Requirements> Out of all the lines below, count those with the word "America". Give the number only.

Begin Exercise input

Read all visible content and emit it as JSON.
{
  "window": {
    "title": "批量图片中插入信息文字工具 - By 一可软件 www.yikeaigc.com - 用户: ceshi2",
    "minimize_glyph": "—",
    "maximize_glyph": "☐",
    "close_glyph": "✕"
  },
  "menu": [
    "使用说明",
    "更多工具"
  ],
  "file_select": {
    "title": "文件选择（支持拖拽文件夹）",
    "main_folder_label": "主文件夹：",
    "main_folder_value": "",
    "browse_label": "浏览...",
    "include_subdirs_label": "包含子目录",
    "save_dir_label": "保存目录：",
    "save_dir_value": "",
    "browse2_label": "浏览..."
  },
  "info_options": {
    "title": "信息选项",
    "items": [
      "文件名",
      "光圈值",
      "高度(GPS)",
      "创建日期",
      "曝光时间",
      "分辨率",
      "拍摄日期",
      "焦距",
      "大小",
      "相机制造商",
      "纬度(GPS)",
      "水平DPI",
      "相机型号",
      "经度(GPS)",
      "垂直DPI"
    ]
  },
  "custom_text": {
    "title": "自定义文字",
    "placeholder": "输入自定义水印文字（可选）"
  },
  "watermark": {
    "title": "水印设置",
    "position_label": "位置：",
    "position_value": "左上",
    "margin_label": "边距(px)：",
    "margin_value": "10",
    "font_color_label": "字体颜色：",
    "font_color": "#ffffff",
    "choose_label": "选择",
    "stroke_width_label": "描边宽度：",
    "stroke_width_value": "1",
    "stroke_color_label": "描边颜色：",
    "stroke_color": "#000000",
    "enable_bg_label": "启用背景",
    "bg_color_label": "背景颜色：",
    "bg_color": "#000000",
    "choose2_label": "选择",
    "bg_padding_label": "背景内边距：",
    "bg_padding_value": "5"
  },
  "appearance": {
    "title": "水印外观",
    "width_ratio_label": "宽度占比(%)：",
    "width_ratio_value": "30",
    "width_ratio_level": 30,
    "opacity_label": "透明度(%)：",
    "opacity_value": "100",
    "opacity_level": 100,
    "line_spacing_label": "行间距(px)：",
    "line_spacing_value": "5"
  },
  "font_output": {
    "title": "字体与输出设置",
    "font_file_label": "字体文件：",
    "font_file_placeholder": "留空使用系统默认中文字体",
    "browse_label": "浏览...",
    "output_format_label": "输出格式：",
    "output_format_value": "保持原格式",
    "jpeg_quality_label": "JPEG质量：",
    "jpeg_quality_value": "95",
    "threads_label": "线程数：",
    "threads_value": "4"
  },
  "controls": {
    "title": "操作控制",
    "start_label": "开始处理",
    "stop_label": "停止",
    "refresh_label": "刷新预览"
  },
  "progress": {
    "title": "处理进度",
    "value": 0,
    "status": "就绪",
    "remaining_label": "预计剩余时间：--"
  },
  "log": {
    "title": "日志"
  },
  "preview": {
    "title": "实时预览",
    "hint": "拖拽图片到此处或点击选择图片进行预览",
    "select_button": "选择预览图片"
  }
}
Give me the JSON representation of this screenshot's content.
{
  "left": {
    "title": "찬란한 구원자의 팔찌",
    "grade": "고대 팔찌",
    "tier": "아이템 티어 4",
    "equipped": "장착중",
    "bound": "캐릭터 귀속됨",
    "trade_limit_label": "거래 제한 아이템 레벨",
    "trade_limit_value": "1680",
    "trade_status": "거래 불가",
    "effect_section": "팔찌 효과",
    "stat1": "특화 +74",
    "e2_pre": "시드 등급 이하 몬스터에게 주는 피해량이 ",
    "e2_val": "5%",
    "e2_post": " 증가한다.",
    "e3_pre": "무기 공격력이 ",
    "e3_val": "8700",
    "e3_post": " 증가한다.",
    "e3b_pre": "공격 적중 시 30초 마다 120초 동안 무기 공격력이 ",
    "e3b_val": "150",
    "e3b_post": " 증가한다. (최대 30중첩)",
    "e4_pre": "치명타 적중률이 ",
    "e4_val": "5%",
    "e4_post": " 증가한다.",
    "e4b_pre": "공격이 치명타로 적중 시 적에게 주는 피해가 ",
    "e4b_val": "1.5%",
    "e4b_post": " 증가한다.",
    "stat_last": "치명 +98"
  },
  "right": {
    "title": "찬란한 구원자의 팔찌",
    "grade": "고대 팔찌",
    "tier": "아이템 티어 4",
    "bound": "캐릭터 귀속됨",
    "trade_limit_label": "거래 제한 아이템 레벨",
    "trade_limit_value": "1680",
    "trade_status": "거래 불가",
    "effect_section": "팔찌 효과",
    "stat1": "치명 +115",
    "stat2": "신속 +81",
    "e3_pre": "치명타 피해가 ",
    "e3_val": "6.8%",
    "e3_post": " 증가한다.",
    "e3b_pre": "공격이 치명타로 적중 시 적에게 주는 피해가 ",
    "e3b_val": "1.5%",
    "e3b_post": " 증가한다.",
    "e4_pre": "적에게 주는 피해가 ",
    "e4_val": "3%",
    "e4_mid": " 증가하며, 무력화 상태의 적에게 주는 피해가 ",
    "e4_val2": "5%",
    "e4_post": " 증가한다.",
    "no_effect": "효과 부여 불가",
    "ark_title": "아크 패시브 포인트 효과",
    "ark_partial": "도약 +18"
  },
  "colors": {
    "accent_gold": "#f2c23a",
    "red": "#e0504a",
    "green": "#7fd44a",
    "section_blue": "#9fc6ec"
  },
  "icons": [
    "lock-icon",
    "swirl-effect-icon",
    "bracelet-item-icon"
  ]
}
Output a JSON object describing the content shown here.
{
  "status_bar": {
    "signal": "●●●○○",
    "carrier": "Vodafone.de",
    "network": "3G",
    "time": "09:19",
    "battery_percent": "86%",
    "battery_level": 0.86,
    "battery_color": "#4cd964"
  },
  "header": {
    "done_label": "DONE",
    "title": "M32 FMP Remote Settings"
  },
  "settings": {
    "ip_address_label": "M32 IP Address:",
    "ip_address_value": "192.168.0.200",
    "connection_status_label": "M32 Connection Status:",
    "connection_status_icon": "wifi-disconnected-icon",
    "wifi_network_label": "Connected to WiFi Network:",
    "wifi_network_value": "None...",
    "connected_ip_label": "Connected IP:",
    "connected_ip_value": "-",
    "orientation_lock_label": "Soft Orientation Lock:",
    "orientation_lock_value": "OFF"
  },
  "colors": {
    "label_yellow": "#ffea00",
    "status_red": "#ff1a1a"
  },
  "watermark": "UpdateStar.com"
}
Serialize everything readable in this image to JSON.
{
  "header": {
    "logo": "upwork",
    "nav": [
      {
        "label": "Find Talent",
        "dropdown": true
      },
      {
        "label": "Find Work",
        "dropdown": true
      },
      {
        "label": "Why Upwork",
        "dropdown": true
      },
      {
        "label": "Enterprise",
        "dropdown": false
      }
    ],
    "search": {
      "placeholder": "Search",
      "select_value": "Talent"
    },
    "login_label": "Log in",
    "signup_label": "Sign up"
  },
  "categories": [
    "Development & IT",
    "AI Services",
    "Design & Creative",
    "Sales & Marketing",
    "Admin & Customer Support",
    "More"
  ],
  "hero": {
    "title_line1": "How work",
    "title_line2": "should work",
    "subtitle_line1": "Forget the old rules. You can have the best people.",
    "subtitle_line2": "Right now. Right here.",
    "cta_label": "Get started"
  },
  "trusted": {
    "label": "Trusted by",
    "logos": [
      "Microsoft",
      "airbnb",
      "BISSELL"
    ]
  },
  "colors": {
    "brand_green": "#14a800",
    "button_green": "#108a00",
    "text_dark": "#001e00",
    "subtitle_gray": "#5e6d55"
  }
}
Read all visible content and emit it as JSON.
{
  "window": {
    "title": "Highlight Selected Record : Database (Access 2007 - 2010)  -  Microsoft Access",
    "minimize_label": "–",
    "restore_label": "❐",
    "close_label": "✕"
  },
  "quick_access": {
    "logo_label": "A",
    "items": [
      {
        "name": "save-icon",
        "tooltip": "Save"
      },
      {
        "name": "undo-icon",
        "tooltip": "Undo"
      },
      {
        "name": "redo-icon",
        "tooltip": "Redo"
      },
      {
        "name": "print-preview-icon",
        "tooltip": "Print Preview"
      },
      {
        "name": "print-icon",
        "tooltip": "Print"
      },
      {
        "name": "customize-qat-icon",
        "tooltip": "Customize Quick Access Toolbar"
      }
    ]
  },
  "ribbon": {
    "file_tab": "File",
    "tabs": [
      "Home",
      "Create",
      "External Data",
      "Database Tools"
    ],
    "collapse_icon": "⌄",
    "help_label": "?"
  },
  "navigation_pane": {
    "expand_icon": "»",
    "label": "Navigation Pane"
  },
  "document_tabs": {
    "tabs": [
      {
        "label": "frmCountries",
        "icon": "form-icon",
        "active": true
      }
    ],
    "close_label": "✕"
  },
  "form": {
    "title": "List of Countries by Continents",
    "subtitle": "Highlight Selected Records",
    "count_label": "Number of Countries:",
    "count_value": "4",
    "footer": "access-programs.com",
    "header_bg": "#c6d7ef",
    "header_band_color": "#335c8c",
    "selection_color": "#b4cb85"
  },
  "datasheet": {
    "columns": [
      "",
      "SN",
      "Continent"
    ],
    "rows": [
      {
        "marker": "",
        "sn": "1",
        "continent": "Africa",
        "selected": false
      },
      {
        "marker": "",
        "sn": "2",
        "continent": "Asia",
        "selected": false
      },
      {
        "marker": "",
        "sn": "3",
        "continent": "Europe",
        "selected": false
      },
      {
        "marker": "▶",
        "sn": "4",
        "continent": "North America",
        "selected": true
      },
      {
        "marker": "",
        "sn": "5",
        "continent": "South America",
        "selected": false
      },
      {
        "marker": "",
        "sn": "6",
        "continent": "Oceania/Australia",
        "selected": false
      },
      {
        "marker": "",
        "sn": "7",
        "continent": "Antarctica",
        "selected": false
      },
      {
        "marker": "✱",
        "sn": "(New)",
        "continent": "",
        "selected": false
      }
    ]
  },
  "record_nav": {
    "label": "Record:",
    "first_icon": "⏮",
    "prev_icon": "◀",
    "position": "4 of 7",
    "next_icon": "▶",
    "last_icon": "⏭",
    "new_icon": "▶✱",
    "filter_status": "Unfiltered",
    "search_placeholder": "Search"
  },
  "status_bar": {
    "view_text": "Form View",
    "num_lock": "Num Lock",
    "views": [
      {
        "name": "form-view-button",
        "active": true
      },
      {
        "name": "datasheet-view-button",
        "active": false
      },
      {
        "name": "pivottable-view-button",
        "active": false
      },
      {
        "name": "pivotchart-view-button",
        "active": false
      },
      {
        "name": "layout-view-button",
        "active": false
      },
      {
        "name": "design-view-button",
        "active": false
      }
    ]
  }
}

End Exercise input

Exercise solution> 2